List the lines of this listing that hold the word "Планы".

* begin Supplied information *

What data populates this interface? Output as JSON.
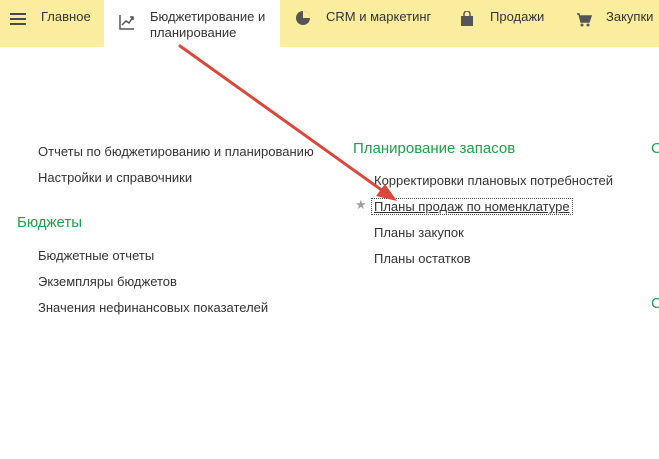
{
  "tabs": [
    {
      "label": "Главное"
    },
    {
      "label": "Бюджетирование и\nпланирование"
    },
    {
      "label": "CRM и маркетинг"
    },
    {
      "label": "Продажи"
    },
    {
      "label": "Закупки"
    }
  ],
  "left_column": {
    "items_top": [
      {
        "label": "Отчеты по бюджетированию и планированию"
      },
      {
        "label": "Настройки и справочники"
      }
    ],
    "section_title": "Бюджеты",
    "items": [
      {
        "label": "Бюджетные отчеты"
      },
      {
        "label": "Экземпляры бюджетов"
      },
      {
        "label": "Значения нефинансовых показателей"
      }
    ]
  },
  "middle_column": {
    "section_title": "Планирование запасов",
    "items": [
      {
        "label": "Корректировки плановых потребностей"
      },
      {
        "label": "Планы продаж по номенклатуре"
      },
      {
        "label": "Планы закупок"
      },
      {
        "label": "Планы остатков"
      }
    ]
  },
  "right_column": {
    "partial_title_1": "С",
    "partial_title_2": "С"
  },
  "colors": {
    "topbar": "#fbed9e",
    "section_green": "#1e9f4a",
    "arrow_red": "#d9483b"
  }
}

* end Supplied information *

Exercise result:
        "label": "Планы продаж по номенклатуре"
        "label": "Планы закупок"
        "label": "Планы остатков"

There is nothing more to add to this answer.